## TASK PROMPT:
Reproduce the data below in full and exclude every picture.

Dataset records
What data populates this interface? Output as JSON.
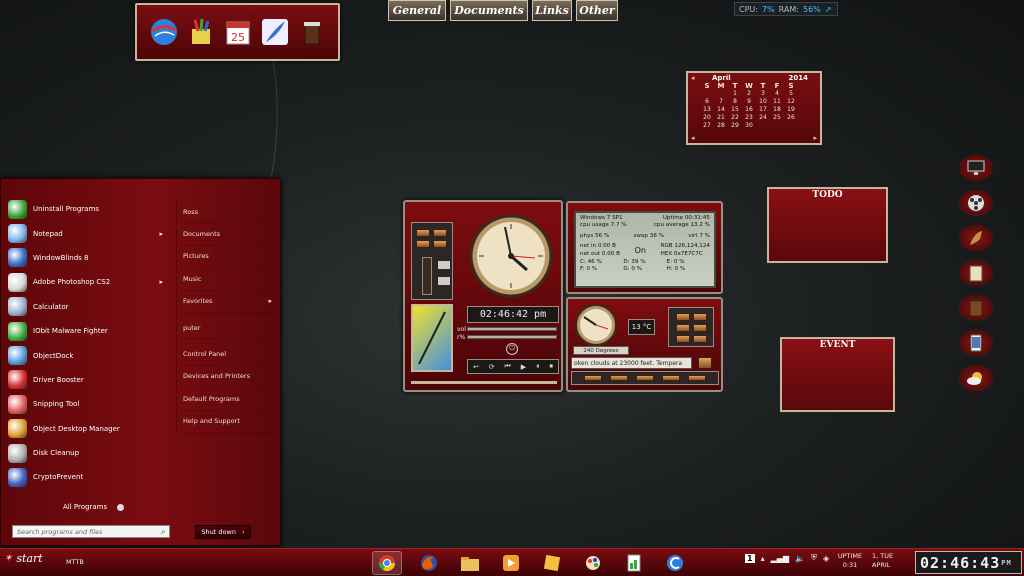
{
  "tabs": [
    "General",
    "Documents",
    "Links",
    "Other"
  ],
  "monitor": {
    "cpu_label": "CPU:",
    "cpu": "7%",
    "ram_label": "RAM:",
    "ram": "56%"
  },
  "top_dock": {
    "icons": [
      "google-earth-icon",
      "paint-icon",
      "calendar-icon",
      "feather-icon",
      "trash-icon"
    ],
    "calendar_day": "25"
  },
  "calendar": {
    "month": "April",
    "year": "2014",
    "days_of_week": [
      "S",
      "M",
      "T",
      "W",
      "T",
      "F",
      "S"
    ],
    "rows": [
      [
        "",
        "",
        "1",
        "2",
        "3",
        "4",
        "5"
      ],
      [
        "6",
        "7",
        "8",
        "9",
        "10",
        "11",
        "12"
      ],
      [
        "13",
        "14",
        "15",
        "16",
        "17",
        "18",
        "19"
      ],
      [
        "20",
        "21",
        "22",
        "23",
        "24",
        "25",
        "26"
      ],
      [
        "27",
        "28",
        "29",
        "30",
        "",
        "",
        ""
      ]
    ]
  },
  "todo": {
    "title": "TODO"
  },
  "event": {
    "title": "EVENT"
  },
  "right_dock": [
    "monitor-icon",
    "film-reel-icon",
    "horn-icon",
    "book-icon",
    "notebook-icon",
    "tablet-icon",
    "weather-icon"
  ],
  "start_menu": {
    "programs": [
      {
        "label": "Uninstall Programs",
        "icon": "uninstall-icon",
        "color": "#3aa83a"
      },
      {
        "label": "Notepad",
        "icon": "notepad-icon",
        "color": "#7fb6e8",
        "submenu": true
      },
      {
        "label": "WindowBlinds 8",
        "icon": "windowblinds-icon",
        "color": "#3870c8"
      },
      {
        "label": "Adobe Photoshop CS2",
        "icon": "photoshop-icon",
        "color": "#d8d8d8",
        "submenu": true
      },
      {
        "label": "Calculator",
        "icon": "calculator-icon",
        "color": "#9ab4cc"
      },
      {
        "label": "IObit Malware Fighter",
        "icon": "iobit-icon",
        "color": "#40b040"
      },
      {
        "label": "ObjectDock",
        "icon": "objectdock-icon",
        "color": "#5aa0e0"
      },
      {
        "label": "Driver Booster",
        "icon": "driver-booster-icon",
        "color": "#d83030"
      },
      {
        "label": "Snipping Tool",
        "icon": "snipping-tool-icon",
        "color": "#e06060"
      },
      {
        "label": "Object Desktop Manager",
        "icon": "object-desktop-icon",
        "color": "#e0a030"
      },
      {
        "label": "Disk Cleanup",
        "icon": "disk-cleanup-icon",
        "color": "#b0b0b0"
      },
      {
        "label": "CryptoPrevent",
        "icon": "cryptoprevent-icon",
        "color": "#4060c0"
      }
    ],
    "places": [
      {
        "label": "Ross"
      },
      {
        "label": "Documents"
      },
      {
        "label": "Pictures"
      },
      {
        "label": "Music"
      },
      {
        "label": "Favorites",
        "submenu": true
      },
      {
        "label": "puter"
      },
      {
        "label": "Control Panel"
      },
      {
        "label": "Devices and Printers"
      },
      {
        "label": "Default Programs"
      },
      {
        "label": "Help and Support"
      }
    ],
    "all_programs": "All Programs",
    "search_placeholder": "Search programs and files",
    "shutdown": "Shut down"
  },
  "clock_widget": {
    "time": "02:46:42 pm",
    "vol_label": "vol",
    "pct_label": "r%"
  },
  "system_widget": {
    "os": "Windows 7 SP1",
    "uptime": "Uptime 00:31:45",
    "cpu_usage": "cpu usage 7.7 %",
    "cpu_average": "cpu average 13.2 %",
    "phys": "phys 56 %",
    "swap": "swap 36 %",
    "virt": "virt 7 %",
    "net_in": "net in 0.00 B",
    "net_out": "net out 0.00 B",
    "status": "On",
    "rgb": "RGB 126,124,124",
    "hex": "HEX 0x7E7C7C",
    "drives": [
      "C: 46 %",
      "D: 39 %",
      "E: 0 %",
      "F: 0 %",
      "G: 0 %",
      "H: 0 %"
    ]
  },
  "weather_widget": {
    "temp": "13 °C",
    "degrees": "240 Degrees",
    "ticker": "oken clouds at 23000 feet.  Tempera"
  },
  "taskbar": {
    "start": "start",
    "toolbar": "MTTB",
    "apps": [
      "chrome-icon",
      "firefox-icon",
      "explorer-folder-icon",
      "media-player-icon",
      "sticky-notes-icon",
      "paint-icon",
      "registry-icon",
      "ccleaner-icon"
    ],
    "tray_badge": "1",
    "uptime_label": "UPTIME",
    "uptime_value": "0:31",
    "date_line1": "1, TUE",
    "date_line2": "APRIL",
    "clock": "02:46:43",
    "clock_suffix": "PM"
  },
  "colors": {
    "accent": "#7a0c10",
    "frame": "#c7b79a",
    "screen": "#aeb7a8"
  }
}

## OUTPUT FOR THIS TASK:
What data populates this interface? Output as JSON.
{
  "tabs": [
    "General",
    "Documents",
    "Links",
    "Other"
  ],
  "monitor": {
    "cpu_label": "CPU:",
    "cpu": "7%",
    "ram_label": "RAM:",
    "ram": "56%"
  },
  "top_dock": {
    "icons": [
      "google-earth-icon",
      "paint-icon",
      "calendar-icon",
      "feather-icon",
      "trash-icon"
    ],
    "calendar_day": "25"
  },
  "calendar": {
    "month": "April",
    "year": "2014",
    "days_of_week": [
      "S",
      "M",
      "T",
      "W",
      "T",
      "F",
      "S"
    ],
    "rows": [
      [
        "",
        "",
        "1",
        "2",
        "3",
        "4",
        "5"
      ],
      [
        "6",
        "7",
        "8",
        "9",
        "10",
        "11",
        "12"
      ],
      [
        "13",
        "14",
        "15",
        "16",
        "17",
        "18",
        "19"
      ],
      [
        "20",
        "21",
        "22",
        "23",
        "24",
        "25",
        "26"
      ],
      [
        "27",
        "28",
        "29",
        "30",
        "",
        "",
        ""
      ]
    ]
  },
  "todo": {
    "title": "TODO"
  },
  "event": {
    "title": "EVENT"
  },
  "right_dock": [
    "monitor-icon",
    "film-reel-icon",
    "horn-icon",
    "book-icon",
    "notebook-icon",
    "tablet-icon",
    "weather-icon"
  ],
  "start_menu": {
    "programs": [
      {
        "label": "Uninstall Programs",
        "icon": "uninstall-icon",
        "color": "#3aa83a"
      },
      {
        "label": "Notepad",
        "icon": "notepad-icon",
        "color": "#7fb6e8",
        "submenu": true
      },
      {
        "label": "WindowBlinds 8",
        "icon": "windowblinds-icon",
        "color": "#3870c8"
      },
      {
        "label": "Adobe Photoshop CS2",
        "icon": "photoshop-icon",
        "color": "#d8d8d8",
        "submenu": true
      },
      {
        "label": "Calculator",
        "icon": "calculator-icon",
        "color": "#9ab4cc"
      },
      {
        "label": "IObit Malware Fighter",
        "icon": "iobit-icon",
        "color": "#40b040"
      },
      {
        "label": "ObjectDock",
        "icon": "objectdock-icon",
        "color": "#5aa0e0"
      },
      {
        "label": "Driver Booster",
        "icon": "driver-booster-icon",
        "color": "#d83030"
      },
      {
        "label": "Snipping Tool",
        "icon": "snipping-tool-icon",
        "color": "#e06060"
      },
      {
        "label": "Object Desktop Manager",
        "icon": "object-desktop-icon",
        "color": "#e0a030"
      },
      {
        "label": "Disk Cleanup",
        "icon": "disk-cleanup-icon",
        "color": "#b0b0b0"
      },
      {
        "label": "CryptoPrevent",
        "icon": "cryptoprevent-icon",
        "color": "#4060c0"
      }
    ],
    "places": [
      {
        "label": "Ross"
      },
      {
        "label": "Documents"
      },
      {
        "label": "Pictures"
      },
      {
        "label": "Music"
      },
      {
        "label": "Favorites",
        "submenu": true
      },
      {
        "label": "puter"
      },
      {
        "label": "Control Panel"
      },
      {
        "label": "Devices and Printers"
      },
      {
        "label": "Default Programs"
      },
      {
        "label": "Help and Support"
      }
    ],
    "all_programs": "All Programs",
    "search_placeholder": "Search programs and files",
    "shutdown": "Shut down"
  },
  "clock_widget": {
    "time": "02:46:42 pm",
    "vol_label": "vol",
    "pct_label": "r%"
  },
  "system_widget": {
    "os": "Windows 7 SP1",
    "uptime": "Uptime 00:31:45",
    "cpu_usage": "cpu usage 7.7 %",
    "cpu_average": "cpu average 13.2 %",
    "phys": "phys 56 %",
    "swap": "swap 36 %",
    "virt": "virt 7 %",
    "net_in": "net in 0.00 B",
    "net_out": "net out 0.00 B",
    "status": "On",
    "rgb": "RGB 126,124,124",
    "hex": "HEX 0x7E7C7C",
    "drives": [
      "C: 46 %",
      "D: 39 %",
      "E: 0 %",
      "F: 0 %",
      "G: 0 %",
      "H: 0 %"
    ]
  },
  "weather_widget": {
    "temp": "13 °C",
    "degrees": "240 Degrees",
    "ticker": "oken clouds at 23000 feet.  Tempera"
  },
  "taskbar": {
    "start": "start",
    "toolbar": "MTTB",
    "apps": [
      "chrome-icon",
      "firefox-icon",
      "explorer-folder-icon",
      "media-player-icon",
      "sticky-notes-icon",
      "paint-icon",
      "registry-icon",
      "ccleaner-icon"
    ],
    "tray_badge": "1",
    "uptime_label": "UPTIME",
    "uptime_value": "0:31",
    "date_line1": "1, TUE",
    "date_line2": "APRIL",
    "clock": "02:46:43",
    "clock_suffix": "PM"
  },
  "colors": {
    "accent": "#7a0c10",
    "frame": "#c7b79a",
    "screen": "#aeb7a8"
  }
}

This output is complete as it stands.